— PROBLEM STATEMENT —
Each entry here is to be restated word for word.

— EXCERPTED RECORDS —
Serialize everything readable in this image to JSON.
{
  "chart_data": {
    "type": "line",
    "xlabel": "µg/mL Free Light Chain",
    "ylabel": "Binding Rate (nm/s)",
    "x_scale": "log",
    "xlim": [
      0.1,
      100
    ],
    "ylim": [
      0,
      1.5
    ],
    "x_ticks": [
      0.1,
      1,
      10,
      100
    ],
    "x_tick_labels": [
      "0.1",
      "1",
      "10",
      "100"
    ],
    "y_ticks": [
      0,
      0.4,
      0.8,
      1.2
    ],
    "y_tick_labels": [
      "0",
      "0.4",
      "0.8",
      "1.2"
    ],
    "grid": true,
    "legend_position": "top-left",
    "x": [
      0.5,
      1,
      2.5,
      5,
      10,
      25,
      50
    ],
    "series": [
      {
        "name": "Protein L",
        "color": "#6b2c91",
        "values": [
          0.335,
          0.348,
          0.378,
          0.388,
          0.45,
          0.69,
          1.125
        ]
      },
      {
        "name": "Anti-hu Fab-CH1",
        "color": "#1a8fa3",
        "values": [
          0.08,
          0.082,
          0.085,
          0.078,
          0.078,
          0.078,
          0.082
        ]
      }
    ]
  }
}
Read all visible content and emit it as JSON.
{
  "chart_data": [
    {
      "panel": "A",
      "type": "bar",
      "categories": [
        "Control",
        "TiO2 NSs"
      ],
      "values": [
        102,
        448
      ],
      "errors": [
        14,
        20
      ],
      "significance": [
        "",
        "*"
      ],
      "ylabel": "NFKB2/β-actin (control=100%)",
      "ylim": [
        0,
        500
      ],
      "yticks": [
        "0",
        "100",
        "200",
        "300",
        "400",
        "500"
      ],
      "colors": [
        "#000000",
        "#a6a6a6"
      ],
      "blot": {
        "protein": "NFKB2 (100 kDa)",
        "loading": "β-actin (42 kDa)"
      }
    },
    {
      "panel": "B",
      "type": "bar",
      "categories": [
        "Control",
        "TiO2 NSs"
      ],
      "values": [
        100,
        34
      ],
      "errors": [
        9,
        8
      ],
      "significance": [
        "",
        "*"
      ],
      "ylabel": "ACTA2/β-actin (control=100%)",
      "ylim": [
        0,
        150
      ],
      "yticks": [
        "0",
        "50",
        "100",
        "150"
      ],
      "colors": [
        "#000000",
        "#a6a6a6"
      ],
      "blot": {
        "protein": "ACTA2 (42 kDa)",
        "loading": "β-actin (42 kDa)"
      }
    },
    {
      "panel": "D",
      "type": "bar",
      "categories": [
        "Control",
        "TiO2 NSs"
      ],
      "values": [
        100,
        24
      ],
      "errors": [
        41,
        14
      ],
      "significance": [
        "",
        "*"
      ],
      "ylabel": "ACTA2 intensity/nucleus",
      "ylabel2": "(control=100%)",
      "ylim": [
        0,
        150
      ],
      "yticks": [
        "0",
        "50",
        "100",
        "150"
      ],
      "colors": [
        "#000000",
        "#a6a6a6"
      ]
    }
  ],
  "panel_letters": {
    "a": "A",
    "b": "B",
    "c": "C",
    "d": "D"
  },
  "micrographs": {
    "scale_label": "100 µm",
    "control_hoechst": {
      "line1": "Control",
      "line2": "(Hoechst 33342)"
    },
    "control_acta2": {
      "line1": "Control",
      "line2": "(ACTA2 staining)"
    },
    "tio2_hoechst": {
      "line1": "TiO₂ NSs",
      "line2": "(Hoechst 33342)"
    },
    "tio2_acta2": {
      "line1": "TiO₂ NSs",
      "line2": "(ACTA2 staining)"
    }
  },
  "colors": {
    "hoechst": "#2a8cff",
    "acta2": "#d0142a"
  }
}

— SOLUTION FOR THIS EXERCISE —
Serialize everything readable in this image to JSON.
{
  "chart_data": {
    "type": "line",
    "xlabel": "µg/mL Free Light Chain",
    "ylabel": "Binding Rate (nm/s)",
    "x_scale": "log",
    "xlim": [
      0.1,
      100
    ],
    "ylim": [
      0,
      1.5
    ],
    "x_ticks": [
      0.1,
      1,
      10,
      100
    ],
    "x_tick_labels": [
      "0.1",
      "1",
      "10",
      "100"
    ],
    "y_ticks": [
      0,
      0.4,
      0.8,
      1.2
    ],
    "y_tick_labels": [
      "0",
      "0.4",
      "0.8",
      "1.2"
    ],
    "grid": true,
    "legend_position": "top-left",
    "x": [
      0.5,
      1,
      2.5,
      5,
      10,
      25,
      50
    ],
    "series": [
      {
        "name": "Protein L",
        "color": "#6b2c91",
        "values": [
          0.335,
          0.348,
          0.378,
          0.388,
          0.45,
          0.69,
          1.125
        ]
      },
      {
        "name": "Anti-hu Fab-CH1",
        "color": "#1a8fa3",
        "values": [
          0.08,
          0.082,
          0.085,
          0.078,
          0.078,
          0.078,
          0.082
        ]
      }
    ]
  }
}
Read all visible content and emit it as JSON.
{
  "chart_data": [
    {
      "panel": "A",
      "type": "bar",
      "categories": [
        "Control",
        "TiO2 NSs"
      ],
      "values": [
        102,
        448
      ],
      "errors": [
        14,
        20
      ],
      "significance": [
        "",
        "*"
      ],
      "ylabel": "NFKB2/β-actin (control=100%)",
      "ylim": [
        0,
        500
      ],
      "yticks": [
        "0",
        "100",
        "200",
        "300",
        "400",
        "500"
      ],
      "colors": [
        "#000000",
        "#a6a6a6"
      ],
      "blot": {
        "protein": "NFKB2 (100 kDa)",
        "loading": "β-actin (42 kDa)"
      }
    },
    {
      "panel": "B",
      "type": "bar",
      "categories": [
        "Control",
        "TiO2 NSs"
      ],
      "values": [
        100,
        34
      ],
      "errors": [
        9,
        8
      ],
      "significance": [
        "",
        "*"
      ],
      "ylabel": "ACTA2/β-actin (control=100%)",
      "ylim": [
        0,
        150
      ],
      "yticks": [
        "0",
        "50",
        "100",
        "150"
      ],
      "colors": [
        "#000000",
        "#a6a6a6"
      ],
      "blot": {
        "protein": "ACTA2 (42 kDa)",
        "loading": "β-actin (42 kDa)"
      }
    },
    {
      "panel": "D",
      "type": "bar",
      "categories": [
        "Control",
        "TiO2 NSs"
      ],
      "values": [
        100,
        24
      ],
      "errors": [
        41,
        14
      ],
      "significance": [
        "",
        "*"
      ],
      "ylabel": "ACTA2 intensity/nucleus",
      "ylabel2": "(control=100%)",
      "ylim": [
        0,
        150
      ],
      "yticks": [
        "0",
        "50",
        "100",
        "150"
      ],
      "colors": [
        "#000000",
        "#a6a6a6"
      ]
    }
  ],
  "panel_letters": {
    "a": "A",
    "b": "B",
    "c": "C",
    "d": "D"
  },
  "micrographs": {
    "scale_label": "100 µm",
    "control_hoechst": {
      "line1": "Control",
      "line2": "(Hoechst 33342)"
    },
    "control_acta2": {
      "line1": "Control",
      "line2": "(ACTA2 staining)"
    },
    "tio2_hoechst": {
      "line1": "TiO₂ NSs",
      "line2": "(Hoechst 33342)"
    },
    "tio2_acta2": {
      "line1": "TiO₂ NSs",
      "line2": "(ACTA2 staining)"
    }
  },
  "colors": {
    "hoechst": "#2a8cff",
    "acta2": "#d0142a"
  }
}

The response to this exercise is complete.